_Work required_. Pick out the lines below with "green" and list them.

_Data to use_.

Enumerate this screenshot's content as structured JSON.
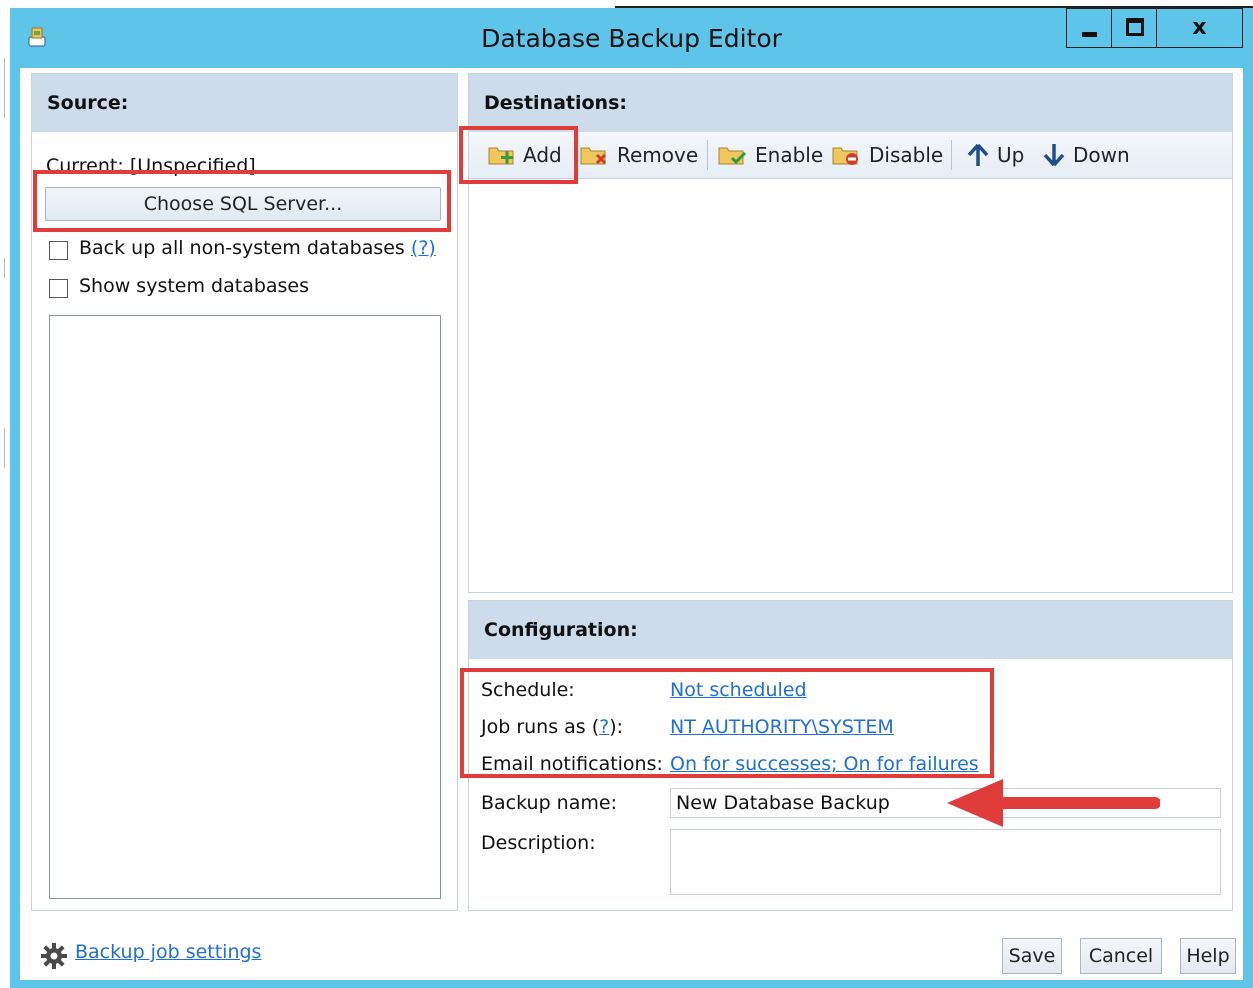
{
  "window": {
    "title": "Database Backup Editor",
    "close_glyph": "x",
    "icons": [
      "app-icon",
      "minimize-icon",
      "maximize-icon",
      "close-icon"
    ]
  },
  "source": {
    "header": "Source:",
    "current_label": "Current:",
    "current_value": "[Unspecified]",
    "choose_button": "Choose SQL Server...",
    "backup_all_label": "Back up all non-system databases",
    "help_glyph": "?",
    "show_system_label": "Show system databases",
    "backup_all_checked": false,
    "show_system_checked": false
  },
  "destinations": {
    "header": "Destinations:",
    "toolbar": {
      "add": "Add",
      "remove": "Remove",
      "enable": "Enable",
      "disable": "Disable",
      "up": "Up",
      "down": "Down"
    }
  },
  "configuration": {
    "header": "Configuration:",
    "schedule_label": "Schedule:",
    "schedule_value": "Not scheduled",
    "job_runs_as_label_pre": "Job runs as (",
    "job_runs_as_help": "?",
    "job_runs_as_label_post": "):",
    "job_runs_as_value": "NT AUTHORITY\\SYSTEM",
    "email_label": "Email notifications:",
    "email_value": "On for successes; On for failures",
    "backup_name_label": "Backup name:",
    "backup_name_value": "New Database Backup",
    "description_label": "Description:",
    "description_value": ""
  },
  "footer": {
    "settings_link": "Backup job settings",
    "save": "Save",
    "cancel": "Cancel",
    "help": "Help"
  },
  "colors": {
    "title_bar": "#5ec4e8",
    "panel_header": "#cddbeb",
    "link": "#1f6fd6",
    "highlight": "#e03c3c"
  }
}
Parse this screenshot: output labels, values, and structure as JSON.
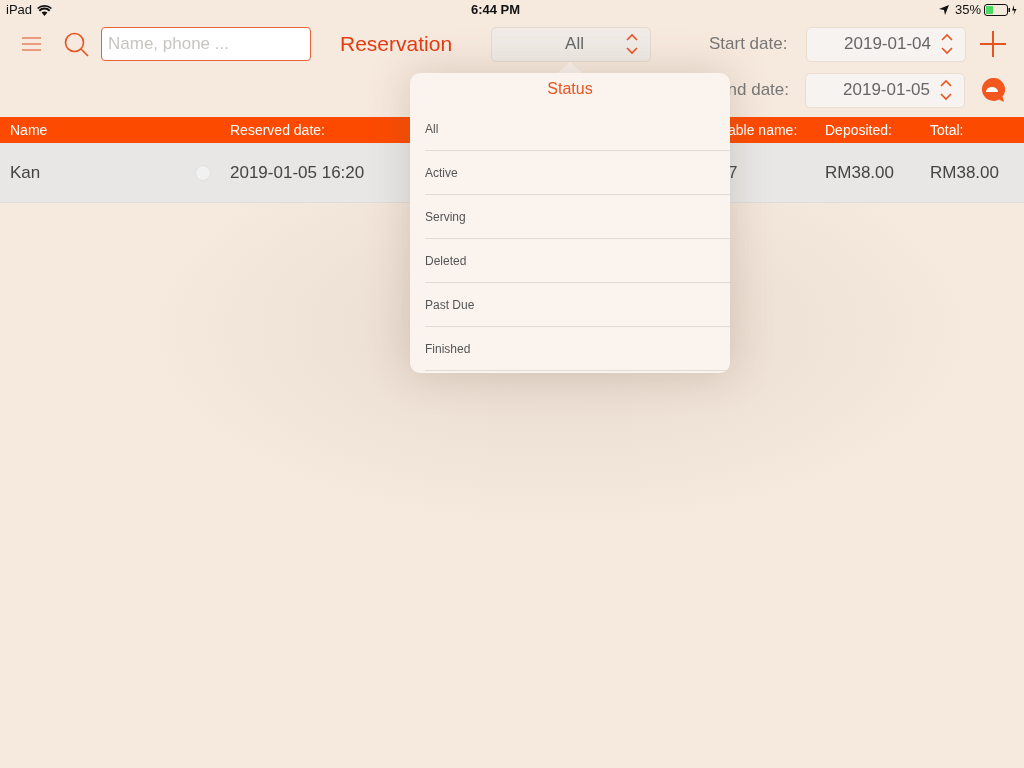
{
  "status_bar": {
    "device": "iPad",
    "time": "6:44 PM",
    "battery": "35%"
  },
  "toolbar": {
    "search": {
      "placeholder": "Name, phone ..."
    },
    "title": "Reservation",
    "status_select": {
      "value": "All"
    },
    "start_date": {
      "label": "Start date:",
      "value": "2019-01-04"
    },
    "end_date": {
      "label": "nd date:",
      "value": "2019-01-05"
    }
  },
  "table": {
    "columns": [
      {
        "label": "Name"
      },
      {
        "label": "Reserved date:"
      },
      {
        "label": "able name:"
      },
      {
        "label": "Deposited:"
      },
      {
        "label": "Total:"
      }
    ],
    "rows": [
      {
        "name": "Kan",
        "selected": false,
        "reserved_date": "2019-01-05 16:20",
        "table_name": "7",
        "deposited": "RM38.00",
        "total": "RM38.00"
      }
    ]
  },
  "status_popover": {
    "title": "Status",
    "options": [
      {
        "label": "All"
      },
      {
        "label": "Active"
      },
      {
        "label": "Serving"
      },
      {
        "label": "Deleted"
      },
      {
        "label": "Past Due"
      },
      {
        "label": "Finished"
      }
    ]
  }
}
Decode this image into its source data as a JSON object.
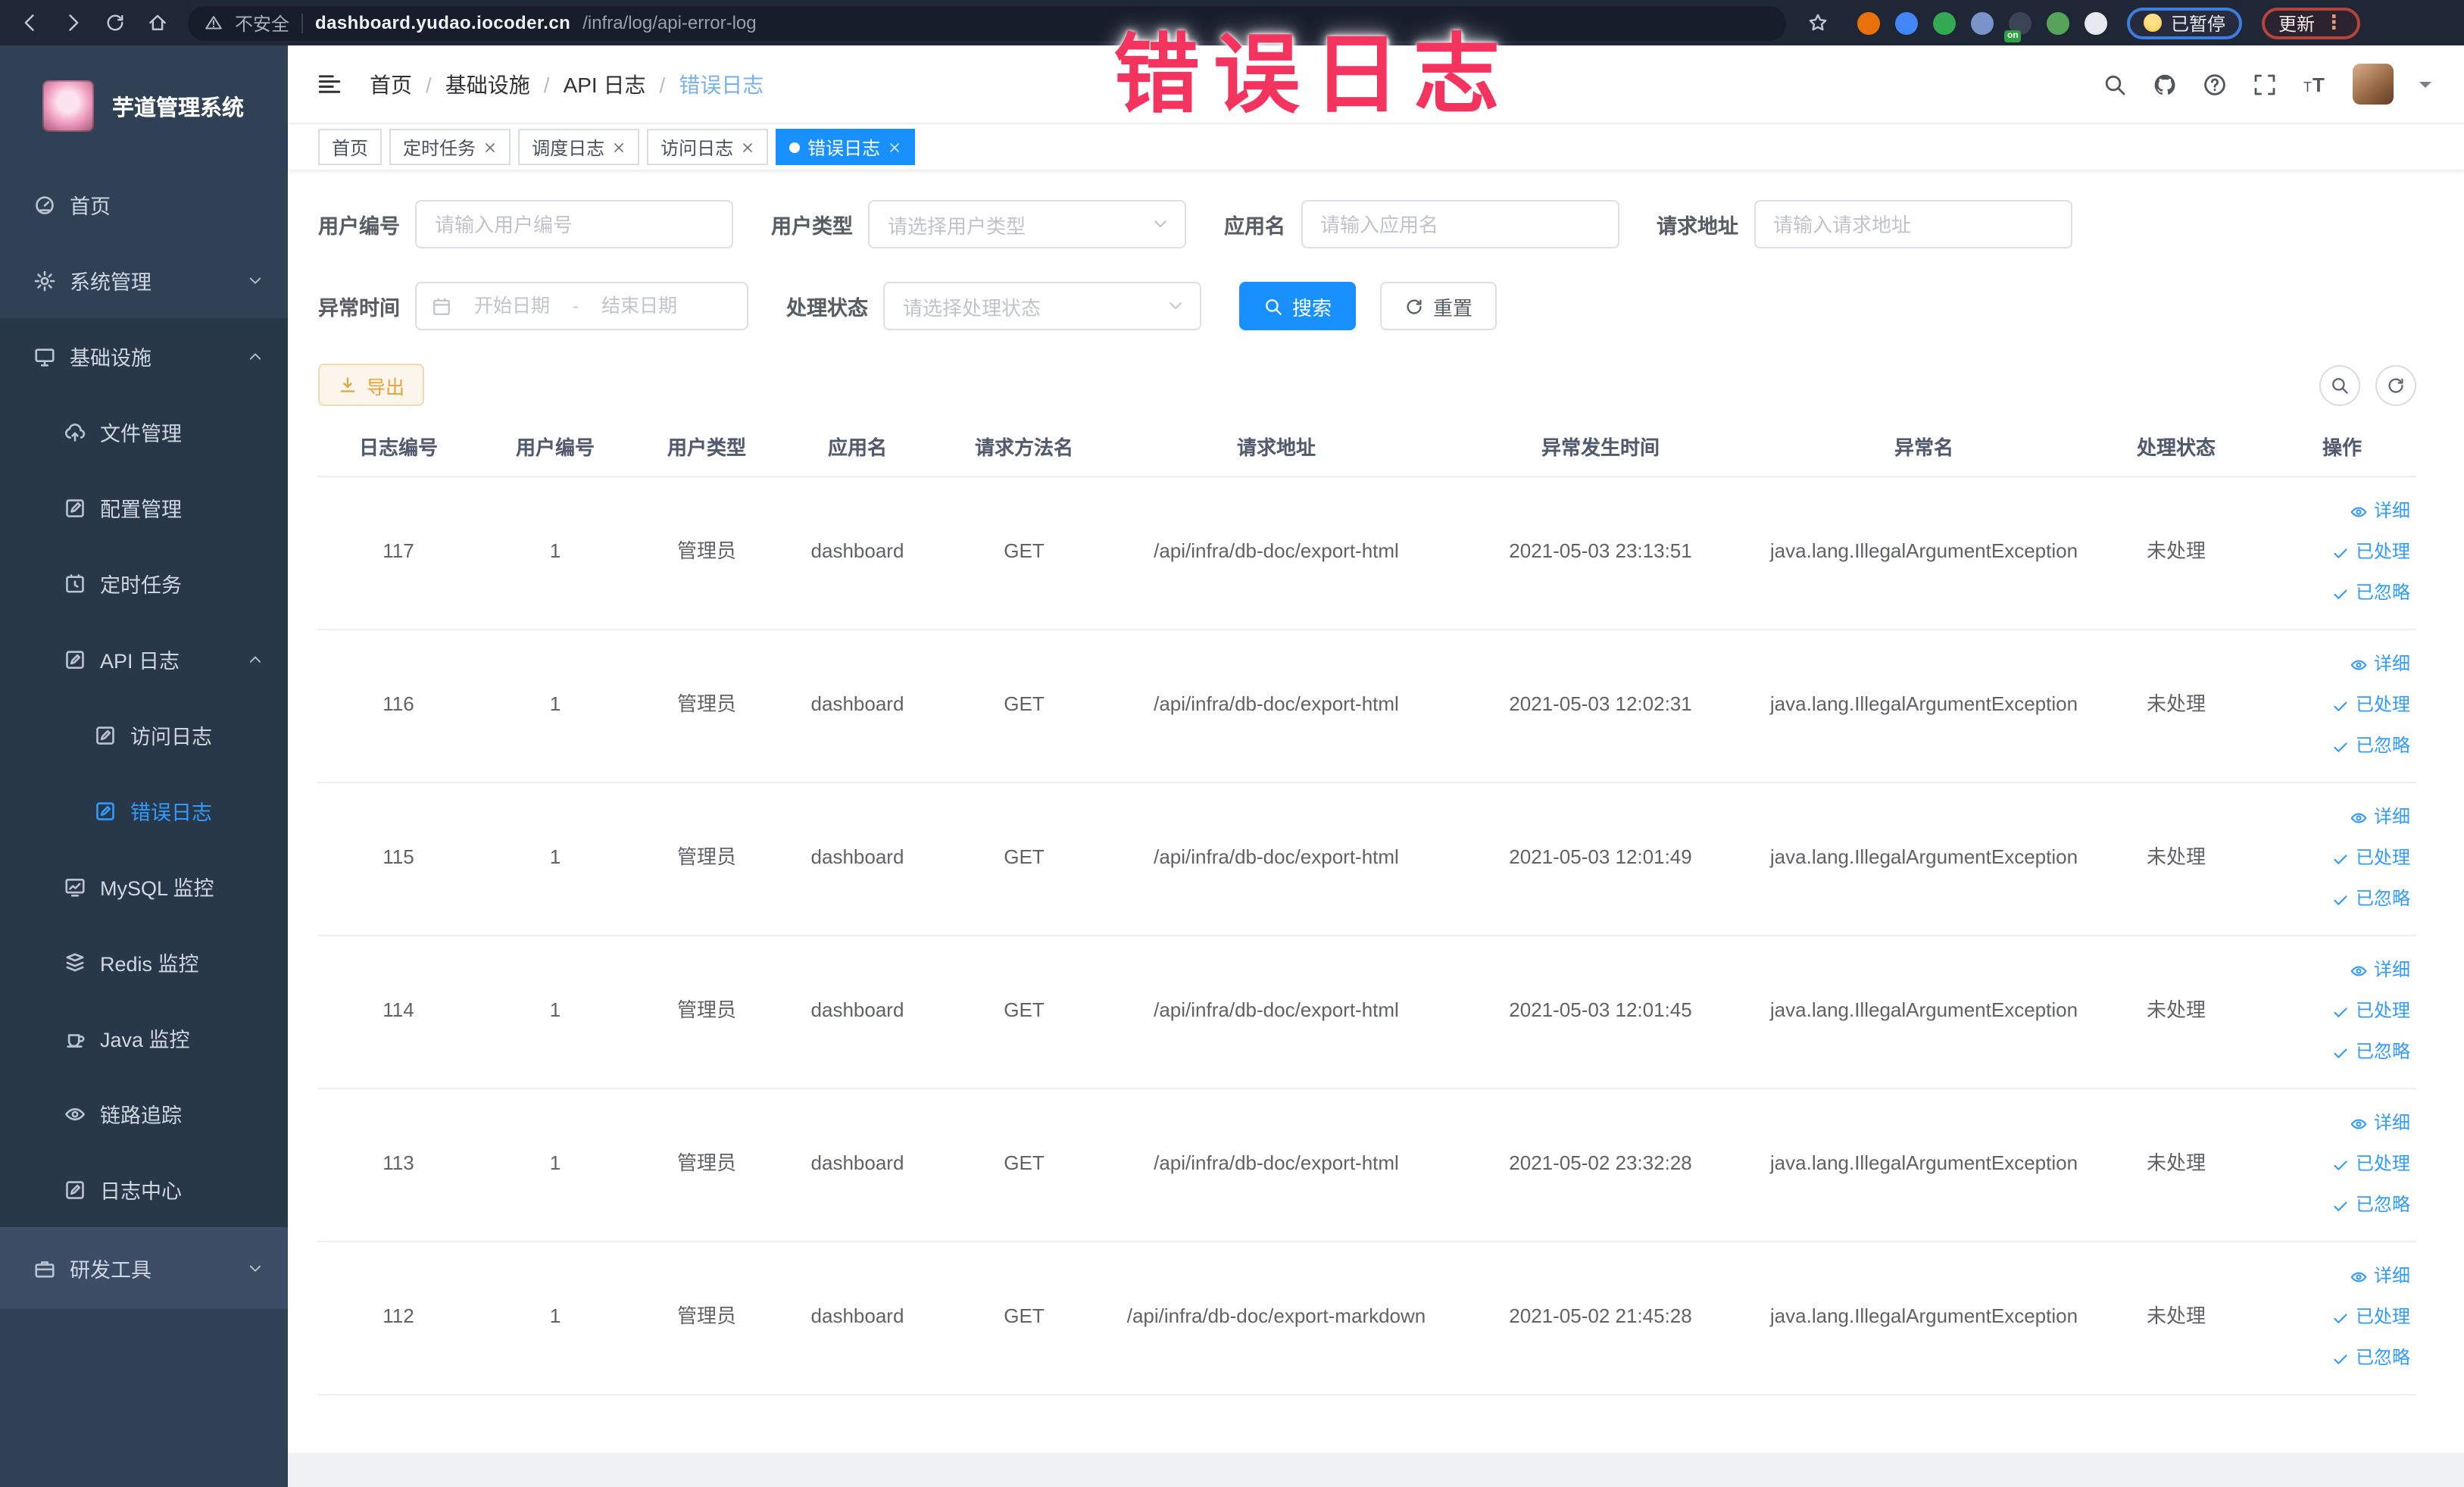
{
  "overlay": {
    "text": "错误日志",
    "color": "#f5335f"
  },
  "browser": {
    "security_label": "不安全",
    "url_domain": "dashboard.yudao.iocoder.cn",
    "url_path": "/infra/log/api-error-log",
    "on_badge": "on",
    "paused_label": "已暂停",
    "update_label": "更新",
    "extensions": [
      {
        "name": "orange-target-extension",
        "color": "#e8710a"
      },
      {
        "name": "blue-shield-extension",
        "color": "#4285f4"
      },
      {
        "name": "green-check-extension",
        "color": "#34a853"
      },
      {
        "name": "blue-grid-extension",
        "color": "#7a93c9"
      },
      {
        "name": "onoff-extension",
        "color": "#3a4454",
        "badge": "on"
      },
      {
        "name": "green-leaf-extension",
        "color": "#56a45c"
      },
      {
        "name": "white-puzzle-extension",
        "color": "#e6e9ef"
      }
    ]
  },
  "sidebar": {
    "logo_title": "芋道管理系统",
    "items": [
      {
        "label": "首页",
        "icon": "gauge",
        "level": 1
      },
      {
        "label": "系统管理",
        "icon": "gear",
        "level": 1,
        "chevron": "down"
      },
      {
        "label": "基础设施",
        "icon": "monitor",
        "level": 1,
        "chevron": "up",
        "section": true
      },
      {
        "label": "文件管理",
        "icon": "cloud-upload",
        "level": 2,
        "section": true
      },
      {
        "label": "配置管理",
        "icon": "edit",
        "level": 2,
        "section": true
      },
      {
        "label": "定时任务",
        "icon": "schedule",
        "level": 2,
        "section": true
      },
      {
        "label": "API 日志",
        "icon": "log",
        "level": 2,
        "chevron": "up",
        "section": true
      },
      {
        "label": "访问日志",
        "icon": "log",
        "level": 3,
        "section": true
      },
      {
        "label": "错误日志",
        "icon": "log",
        "level": 3,
        "section": true,
        "active": true
      },
      {
        "label": "MySQL 监控",
        "icon": "chart",
        "level": 2,
        "section": true
      },
      {
        "label": "Redis 监控",
        "icon": "layers",
        "level": 2,
        "section": true
      },
      {
        "label": "Java 监控",
        "icon": "coffee",
        "level": 2,
        "section": true
      },
      {
        "label": "链路追踪",
        "icon": "eye",
        "level": 2,
        "section": true
      },
      {
        "label": "日志中心",
        "icon": "log",
        "level": 2,
        "section": true
      },
      {
        "label": "研发工具",
        "icon": "briefcase",
        "level": 1,
        "chevron": "down",
        "highlight": true
      }
    ]
  },
  "header": {
    "breadcrumb": [
      "首页",
      "基础设施",
      "API 日志",
      "错误日志"
    ],
    "breadcrumb_separator": "/"
  },
  "tabs": [
    {
      "label": "首页",
      "closable": false,
      "active": false
    },
    {
      "label": "定时任务",
      "closable": true,
      "active": false
    },
    {
      "label": "调度日志",
      "closable": true,
      "active": false
    },
    {
      "label": "访问日志",
      "closable": true,
      "active": false
    },
    {
      "label": "错误日志",
      "closable": true,
      "active": true
    }
  ],
  "filters": {
    "user_id": {
      "label": "用户编号",
      "placeholder": "请输入用户编号"
    },
    "user_type": {
      "label": "用户类型",
      "placeholder": "请选择用户类型"
    },
    "app_name": {
      "label": "应用名",
      "placeholder": "请输入应用名"
    },
    "request_url": {
      "label": "请求地址",
      "placeholder": "请输入请求地址"
    },
    "exception_time": {
      "label": "异常时间",
      "start_placeholder": "开始日期",
      "separator": "-",
      "end_placeholder": "结束日期"
    },
    "process_status": {
      "label": "处理状态",
      "placeholder": "请选择处理状态"
    },
    "search_label": "搜索",
    "reset_label": "重置"
  },
  "toolbar": {
    "export_label": "导出"
  },
  "table": {
    "columns": [
      "日志编号",
      "用户编号",
      "用户类型",
      "应用名",
      "请求方法名",
      "请求地址",
      "异常发生时间",
      "异常名",
      "处理状态",
      "操作"
    ],
    "row_actions": [
      {
        "label": "详细",
        "icon": "eye"
      },
      {
        "label": "已处理",
        "icon": "check"
      },
      {
        "label": "已忽略",
        "icon": "check"
      }
    ],
    "rows": [
      {
        "id": "117",
        "user_id": "1",
        "user_type": "管理员",
        "app_name": "dashboard",
        "method": "GET",
        "url": "/api/infra/db-doc/export-html",
        "time": "2021-05-03 23:13:51",
        "exception": "java.lang.IllegalArgumentException",
        "status": "未处理"
      },
      {
        "id": "116",
        "user_id": "1",
        "user_type": "管理员",
        "app_name": "dashboard",
        "method": "GET",
        "url": "/api/infra/db-doc/export-html",
        "time": "2021-05-03 12:02:31",
        "exception": "java.lang.IllegalArgumentException",
        "status": "未处理"
      },
      {
        "id": "115",
        "user_id": "1",
        "user_type": "管理员",
        "app_name": "dashboard",
        "method": "GET",
        "url": "/api/infra/db-doc/export-html",
        "time": "2021-05-03 12:01:49",
        "exception": "java.lang.IllegalArgumentException",
        "status": "未处理"
      },
      {
        "id": "114",
        "user_id": "1",
        "user_type": "管理员",
        "app_name": "dashboard",
        "method": "GET",
        "url": "/api/infra/db-doc/export-html",
        "time": "2021-05-03 12:01:45",
        "exception": "java.lang.IllegalArgumentException",
        "status": "未处理"
      },
      {
        "id": "113",
        "user_id": "1",
        "user_type": "管理员",
        "app_name": "dashboard",
        "method": "GET",
        "url": "/api/infra/db-doc/export-html",
        "time": "2021-05-02 23:32:28",
        "exception": "java.lang.IllegalArgumentException",
        "status": "未处理"
      },
      {
        "id": "112",
        "user_id": "1",
        "user_type": "管理员",
        "app_name": "dashboard",
        "method": "GET",
        "url": "/api/infra/db-doc/export-markdown",
        "time": "2021-05-02 21:45:28",
        "exception": "java.lang.IllegalArgumentException",
        "status": "未处理"
      }
    ]
  },
  "colors": {
    "primary": "#1890ff",
    "warning": "#e6a23c",
    "sidebar": "#304156",
    "annotation": "#f5335f"
  }
}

_Full answer_.
        "name": "green-check-extension",
        "name": "green-leaf-extension",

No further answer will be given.